Chart and figure data
+++

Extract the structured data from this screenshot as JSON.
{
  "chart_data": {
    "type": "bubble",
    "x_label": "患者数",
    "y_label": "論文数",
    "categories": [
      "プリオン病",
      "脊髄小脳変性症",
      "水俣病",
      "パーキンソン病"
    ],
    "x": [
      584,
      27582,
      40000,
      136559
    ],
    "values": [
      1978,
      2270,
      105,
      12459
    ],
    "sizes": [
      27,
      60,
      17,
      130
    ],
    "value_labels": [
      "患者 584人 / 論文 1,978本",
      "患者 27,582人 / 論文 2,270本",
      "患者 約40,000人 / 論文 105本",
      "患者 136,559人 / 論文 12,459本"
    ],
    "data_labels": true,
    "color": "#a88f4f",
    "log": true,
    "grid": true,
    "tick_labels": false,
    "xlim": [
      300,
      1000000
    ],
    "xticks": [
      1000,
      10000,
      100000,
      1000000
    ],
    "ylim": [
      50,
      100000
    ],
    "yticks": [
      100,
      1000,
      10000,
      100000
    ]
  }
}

+++

**Exercise prompt:**
Reproduce the records in full, exactly as written.

**Result for this exercise:**
Extract the structured data from this screenshot as JSON.
{
  "chart_data": {
    "type": "bubble",
    "x_label": "患者数",
    "y_label": "論文数",
    "categories": [
      "プリオン病",
      "脊髄小脳変性症",
      "水俣病",
      "パーキンソン病"
    ],
    "x": [
      584,
      27582,
      40000,
      136559
    ],
    "values": [
      1978,
      2270,
      105,
      12459
    ],
    "sizes": [
      27,
      60,
      17,
      130
    ],
    "value_labels": [
      "患者 584人 / 論文 1,978本",
      "患者 27,582人 / 論文 2,270本",
      "患者 約40,000人 / 論文 105本",
      "患者 136,559人 / 論文 12,459本"
    ],
    "data_labels": true,
    "color": "#a88f4f",
    "log": true,
    "grid": true,
    "tick_labels": false,
    "xlim": [
      300,
      1000000
    ],
    "xticks": [
      1000,
      10000,
      100000,
      1000000
    ],
    "ylim": [
      50,
      100000
    ],
    "yticks": [
      100,
      1000,
      10000,
      100000
    ]
  }
}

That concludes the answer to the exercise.